STATED GOAL A:
Retype the stretch of the Property and PropertyType reference from "Return a measure" through "passes strict parsing.".

Skip to content

Property and PropertyType

followthemoney.property.Property

A definition of a value-holding field on a schema. Properties define the field type and other possible constraints. They also serve as entity to entity references.

description property

A longer description of the semantics of this property.

label property

User-facing title for this property.

caption(value)

Return a user-friendly caption for the given value.

generate(model)

Setup method used when loading the model in order to build out the reverse links of the property.

specificity(value)

Return a measure of how precise the given value is.

to_dict()

Return property metadata in a serializable form.

validate(data)

Validate that the data should be stored.

Since the types system doesn't really have validation, this currently tries to normalize the value to see if it passes strict parsing.

followthemoney.types.common.PropertyType

Bases: object

Base class for all FtM property types.

Every property defined on a schema has a type attribute that points to a PropertyType instance. The type is responsible for cleaning incoming values, validating them, comparing them against other values of the same type, and producing display labels and graph node IDs.

Concrete types (NameType, DateType, CountryType, etc.) are instantiated once at module load and exposed as singletons on the registry. Application code should access them by name — registry.name, registry.date, registry.country — rather than instantiating them directly.

group = None class-attribute instance-attribute

Groups are used to invert all the properties of an entity that have a given type into a single list before indexing them. This way, in Aleph, you can query for countries:gb instead of having to make a set of filters like properties.jurisdiction:gb OR properties.country:gb OR ....

label = 'Any' class-attribute instance-attribute

A name for this type to be shown to users.

matchable = True class-attribute instance-attribute

Matchable types allow properties to be compared with each other in order to assess entity similarity. While it makes sense to compare names, countries or phone numbers, the same isn't true for raw JSON blobs or descriptive text snippets.

max_length = 250 class-attribute instance-attribute

The maximum length of a single value of this type. This is used to warn when adding individual values that may be malformed or too long to be stored in downstream databases with fixed column lengths. The unit is unicode codepoints (not bytes), the output of Python len().

name = const('any') class-attribute instance-attribute

A machine-facing, variable safe name for the given type.

MATERIAL FOR THIS TASK:

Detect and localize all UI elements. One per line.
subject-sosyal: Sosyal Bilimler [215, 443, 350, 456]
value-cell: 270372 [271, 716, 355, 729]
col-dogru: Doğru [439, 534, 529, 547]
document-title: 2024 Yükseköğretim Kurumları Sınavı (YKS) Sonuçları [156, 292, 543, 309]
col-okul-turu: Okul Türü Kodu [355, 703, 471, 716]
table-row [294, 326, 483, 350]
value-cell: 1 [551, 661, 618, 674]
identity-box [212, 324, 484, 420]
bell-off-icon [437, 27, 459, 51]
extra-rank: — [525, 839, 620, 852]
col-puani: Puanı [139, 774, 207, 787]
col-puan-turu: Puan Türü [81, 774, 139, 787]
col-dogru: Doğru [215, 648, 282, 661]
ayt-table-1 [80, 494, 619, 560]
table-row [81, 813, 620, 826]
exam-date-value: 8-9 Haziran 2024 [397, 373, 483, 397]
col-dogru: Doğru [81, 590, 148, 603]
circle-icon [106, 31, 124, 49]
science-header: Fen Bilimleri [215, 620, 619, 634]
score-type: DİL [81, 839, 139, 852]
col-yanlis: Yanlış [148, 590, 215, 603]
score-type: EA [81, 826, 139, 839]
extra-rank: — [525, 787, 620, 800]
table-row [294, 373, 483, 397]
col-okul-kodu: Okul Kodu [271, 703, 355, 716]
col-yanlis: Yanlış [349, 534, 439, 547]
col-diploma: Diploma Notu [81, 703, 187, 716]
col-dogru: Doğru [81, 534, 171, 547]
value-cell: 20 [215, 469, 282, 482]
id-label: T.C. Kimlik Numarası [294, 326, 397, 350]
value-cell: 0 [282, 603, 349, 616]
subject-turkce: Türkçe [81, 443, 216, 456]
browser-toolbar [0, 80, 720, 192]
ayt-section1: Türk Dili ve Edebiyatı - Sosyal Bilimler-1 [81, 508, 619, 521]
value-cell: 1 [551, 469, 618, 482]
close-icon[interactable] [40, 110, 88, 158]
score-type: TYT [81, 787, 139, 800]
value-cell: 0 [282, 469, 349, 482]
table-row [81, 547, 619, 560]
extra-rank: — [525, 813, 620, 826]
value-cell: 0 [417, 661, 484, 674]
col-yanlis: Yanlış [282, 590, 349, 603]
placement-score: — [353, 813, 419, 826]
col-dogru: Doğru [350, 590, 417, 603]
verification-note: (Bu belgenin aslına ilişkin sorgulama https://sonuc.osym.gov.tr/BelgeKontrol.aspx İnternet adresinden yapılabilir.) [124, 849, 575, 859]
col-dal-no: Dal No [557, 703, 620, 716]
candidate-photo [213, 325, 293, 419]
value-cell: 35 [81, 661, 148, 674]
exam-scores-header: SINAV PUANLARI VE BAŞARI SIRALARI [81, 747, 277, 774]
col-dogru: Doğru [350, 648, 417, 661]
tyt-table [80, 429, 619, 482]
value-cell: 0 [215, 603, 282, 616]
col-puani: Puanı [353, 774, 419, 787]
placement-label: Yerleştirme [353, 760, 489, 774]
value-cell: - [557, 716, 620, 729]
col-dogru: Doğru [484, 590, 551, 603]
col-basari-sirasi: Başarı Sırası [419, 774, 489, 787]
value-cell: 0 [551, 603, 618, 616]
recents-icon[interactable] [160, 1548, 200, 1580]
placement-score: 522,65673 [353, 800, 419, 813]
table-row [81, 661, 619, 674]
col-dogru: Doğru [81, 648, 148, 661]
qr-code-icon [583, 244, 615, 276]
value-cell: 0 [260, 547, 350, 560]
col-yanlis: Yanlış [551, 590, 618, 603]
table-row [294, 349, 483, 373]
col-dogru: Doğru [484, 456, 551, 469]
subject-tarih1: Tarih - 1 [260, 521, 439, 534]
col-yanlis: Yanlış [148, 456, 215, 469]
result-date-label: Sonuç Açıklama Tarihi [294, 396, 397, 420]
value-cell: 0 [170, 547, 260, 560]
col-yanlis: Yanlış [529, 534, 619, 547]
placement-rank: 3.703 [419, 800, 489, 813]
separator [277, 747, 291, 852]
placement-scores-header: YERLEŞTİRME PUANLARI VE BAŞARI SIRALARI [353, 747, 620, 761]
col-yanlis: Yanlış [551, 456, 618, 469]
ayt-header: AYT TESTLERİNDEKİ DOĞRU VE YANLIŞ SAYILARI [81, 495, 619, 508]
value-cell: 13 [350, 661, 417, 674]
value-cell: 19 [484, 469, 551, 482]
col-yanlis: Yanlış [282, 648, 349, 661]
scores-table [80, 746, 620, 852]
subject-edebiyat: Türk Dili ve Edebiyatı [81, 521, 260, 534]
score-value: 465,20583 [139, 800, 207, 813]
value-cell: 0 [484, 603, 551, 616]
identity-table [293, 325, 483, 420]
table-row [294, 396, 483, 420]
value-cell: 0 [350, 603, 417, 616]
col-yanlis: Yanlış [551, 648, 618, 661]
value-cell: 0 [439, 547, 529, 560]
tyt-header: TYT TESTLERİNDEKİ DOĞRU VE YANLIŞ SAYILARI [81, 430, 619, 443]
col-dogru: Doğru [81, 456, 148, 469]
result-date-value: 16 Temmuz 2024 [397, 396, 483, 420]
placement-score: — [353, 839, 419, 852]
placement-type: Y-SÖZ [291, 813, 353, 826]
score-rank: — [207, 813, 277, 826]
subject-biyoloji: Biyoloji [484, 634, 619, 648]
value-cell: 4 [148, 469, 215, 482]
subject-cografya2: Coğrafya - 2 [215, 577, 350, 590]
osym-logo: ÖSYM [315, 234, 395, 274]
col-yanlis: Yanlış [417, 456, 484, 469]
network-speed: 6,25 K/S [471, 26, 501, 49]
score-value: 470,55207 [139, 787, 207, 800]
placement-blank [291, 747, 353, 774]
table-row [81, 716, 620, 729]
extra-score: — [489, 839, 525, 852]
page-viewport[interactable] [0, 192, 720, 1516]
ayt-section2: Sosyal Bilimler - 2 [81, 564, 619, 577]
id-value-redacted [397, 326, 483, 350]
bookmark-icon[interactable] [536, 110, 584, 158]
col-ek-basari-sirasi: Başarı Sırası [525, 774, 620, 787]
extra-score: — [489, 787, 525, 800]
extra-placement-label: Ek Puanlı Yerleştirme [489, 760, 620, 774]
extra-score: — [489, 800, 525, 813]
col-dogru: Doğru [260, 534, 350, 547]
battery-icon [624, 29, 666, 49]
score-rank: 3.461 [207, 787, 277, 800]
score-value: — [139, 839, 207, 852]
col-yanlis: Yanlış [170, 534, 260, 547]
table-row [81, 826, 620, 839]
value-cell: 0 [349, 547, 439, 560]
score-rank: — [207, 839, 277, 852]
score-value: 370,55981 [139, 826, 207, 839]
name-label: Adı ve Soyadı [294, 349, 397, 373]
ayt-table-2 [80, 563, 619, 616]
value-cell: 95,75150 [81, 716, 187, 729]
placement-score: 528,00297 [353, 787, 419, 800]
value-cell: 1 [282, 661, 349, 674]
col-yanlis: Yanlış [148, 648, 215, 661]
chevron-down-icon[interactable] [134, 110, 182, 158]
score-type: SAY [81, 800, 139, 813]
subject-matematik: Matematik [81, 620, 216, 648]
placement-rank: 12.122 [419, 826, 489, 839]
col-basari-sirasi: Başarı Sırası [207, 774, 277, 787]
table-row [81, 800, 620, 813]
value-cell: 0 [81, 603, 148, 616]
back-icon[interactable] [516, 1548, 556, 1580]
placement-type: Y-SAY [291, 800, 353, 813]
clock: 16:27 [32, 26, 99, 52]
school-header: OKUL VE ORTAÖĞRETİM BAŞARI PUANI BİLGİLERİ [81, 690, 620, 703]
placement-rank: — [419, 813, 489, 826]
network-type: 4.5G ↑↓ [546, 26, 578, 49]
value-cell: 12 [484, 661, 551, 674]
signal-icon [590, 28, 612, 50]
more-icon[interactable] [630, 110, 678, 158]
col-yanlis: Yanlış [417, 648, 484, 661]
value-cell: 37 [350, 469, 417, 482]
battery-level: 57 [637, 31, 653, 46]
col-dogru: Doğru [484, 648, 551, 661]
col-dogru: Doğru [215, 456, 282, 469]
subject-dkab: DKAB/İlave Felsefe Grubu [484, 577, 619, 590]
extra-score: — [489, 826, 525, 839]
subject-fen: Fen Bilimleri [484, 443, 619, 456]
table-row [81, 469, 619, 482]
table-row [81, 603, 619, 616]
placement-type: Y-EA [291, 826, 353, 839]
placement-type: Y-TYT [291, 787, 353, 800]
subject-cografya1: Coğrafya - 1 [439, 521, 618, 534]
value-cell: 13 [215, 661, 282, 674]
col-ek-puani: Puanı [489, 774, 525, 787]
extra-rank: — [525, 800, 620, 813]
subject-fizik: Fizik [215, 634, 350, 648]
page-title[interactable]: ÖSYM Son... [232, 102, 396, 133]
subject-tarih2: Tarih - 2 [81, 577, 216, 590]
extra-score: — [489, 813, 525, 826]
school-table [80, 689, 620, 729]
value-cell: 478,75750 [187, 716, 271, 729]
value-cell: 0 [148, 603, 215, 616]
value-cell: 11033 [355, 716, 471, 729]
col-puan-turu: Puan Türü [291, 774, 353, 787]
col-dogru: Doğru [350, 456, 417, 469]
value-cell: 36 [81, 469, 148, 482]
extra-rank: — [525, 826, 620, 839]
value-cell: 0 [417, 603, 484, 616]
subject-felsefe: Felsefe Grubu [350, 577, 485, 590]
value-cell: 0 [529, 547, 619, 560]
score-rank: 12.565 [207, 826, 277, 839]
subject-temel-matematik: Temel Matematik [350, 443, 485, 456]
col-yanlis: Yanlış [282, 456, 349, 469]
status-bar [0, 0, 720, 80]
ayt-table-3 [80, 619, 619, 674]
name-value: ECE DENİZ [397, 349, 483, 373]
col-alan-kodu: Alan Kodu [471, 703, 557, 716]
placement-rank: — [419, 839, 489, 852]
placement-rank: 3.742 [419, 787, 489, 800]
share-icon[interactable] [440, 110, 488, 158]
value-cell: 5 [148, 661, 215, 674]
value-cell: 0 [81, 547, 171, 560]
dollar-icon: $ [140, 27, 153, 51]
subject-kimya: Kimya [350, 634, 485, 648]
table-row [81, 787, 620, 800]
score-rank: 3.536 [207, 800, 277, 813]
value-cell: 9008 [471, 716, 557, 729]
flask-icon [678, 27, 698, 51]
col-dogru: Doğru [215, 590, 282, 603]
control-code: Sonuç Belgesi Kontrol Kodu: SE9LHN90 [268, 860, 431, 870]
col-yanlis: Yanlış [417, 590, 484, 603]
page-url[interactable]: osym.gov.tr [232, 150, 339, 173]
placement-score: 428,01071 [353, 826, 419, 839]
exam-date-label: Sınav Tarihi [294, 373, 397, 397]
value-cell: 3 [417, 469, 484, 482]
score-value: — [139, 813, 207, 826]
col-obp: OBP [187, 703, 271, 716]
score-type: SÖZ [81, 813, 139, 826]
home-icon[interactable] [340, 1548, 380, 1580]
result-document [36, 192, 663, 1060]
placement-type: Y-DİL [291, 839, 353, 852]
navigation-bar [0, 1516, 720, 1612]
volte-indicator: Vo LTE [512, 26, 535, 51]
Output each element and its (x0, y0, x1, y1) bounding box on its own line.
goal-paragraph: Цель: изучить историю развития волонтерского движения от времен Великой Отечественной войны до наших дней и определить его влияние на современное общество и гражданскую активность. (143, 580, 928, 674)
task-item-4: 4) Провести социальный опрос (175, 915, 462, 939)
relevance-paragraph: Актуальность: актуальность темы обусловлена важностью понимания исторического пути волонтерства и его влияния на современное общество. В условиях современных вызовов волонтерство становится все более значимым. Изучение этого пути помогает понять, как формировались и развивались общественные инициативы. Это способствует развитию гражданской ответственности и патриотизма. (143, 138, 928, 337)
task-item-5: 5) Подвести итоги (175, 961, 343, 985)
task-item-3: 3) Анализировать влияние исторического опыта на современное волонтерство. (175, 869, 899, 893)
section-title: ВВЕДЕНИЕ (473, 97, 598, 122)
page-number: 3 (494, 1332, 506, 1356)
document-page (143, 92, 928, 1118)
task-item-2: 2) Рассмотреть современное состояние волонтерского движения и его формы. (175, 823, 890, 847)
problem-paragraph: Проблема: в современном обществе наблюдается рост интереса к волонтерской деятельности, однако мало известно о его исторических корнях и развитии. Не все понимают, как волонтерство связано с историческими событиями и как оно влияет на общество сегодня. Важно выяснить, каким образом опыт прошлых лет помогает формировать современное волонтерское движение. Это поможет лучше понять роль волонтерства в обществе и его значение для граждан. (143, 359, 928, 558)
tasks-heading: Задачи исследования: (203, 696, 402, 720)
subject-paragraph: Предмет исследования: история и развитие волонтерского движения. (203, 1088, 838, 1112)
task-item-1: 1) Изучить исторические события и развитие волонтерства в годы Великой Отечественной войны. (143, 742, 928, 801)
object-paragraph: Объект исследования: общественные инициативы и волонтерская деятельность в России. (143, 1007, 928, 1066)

STATED GOAL B:
Echo the stretch of the listing from its first line through the line containing "col-dogru: Doğru [81, 590, 148, 603]", including both ends.

CORRECT RESULT A:
Return a measure of how precise the given value is.

to_dict()

Return property metadata in a serializable form.

validate(data)

Validate that the data should be stored.

Since the types system doesn't really have validation, this currently tries to normalize the value to see if it passes strict parsing.

CORRECT RESULT B:
Detect and localize all UI elements. One per line.
subject-sosyal: Sosyal Bilimler [215, 443, 350, 456]
value-cell: 270372 [271, 716, 355, 729]
col-dogru: Doğru [439, 534, 529, 547]
document-title: 2024 Yükseköğretim Kurumları Sınavı (YKS) Sonuçları [156, 292, 543, 309]
col-okul-turu: Okul Türü Kodu [355, 703, 471, 716]
table-row [294, 326, 483, 350]
value-cell: 1 [551, 661, 618, 674]
identity-box [212, 324, 484, 420]
bell-off-icon [437, 27, 459, 51]
extra-rank: — [525, 839, 620, 852]
col-puani: Puanı [139, 774, 207, 787]
col-puan-turu: Puan Türü [81, 774, 139, 787]
col-dogru: Doğru [215, 648, 282, 661]
ayt-table-1 [80, 494, 619, 560]
table-row [81, 813, 620, 826]
exam-date-value: 8-9 Haziran 2024 [397, 373, 483, 397]
col-dogru: Doğru [81, 590, 148, 603]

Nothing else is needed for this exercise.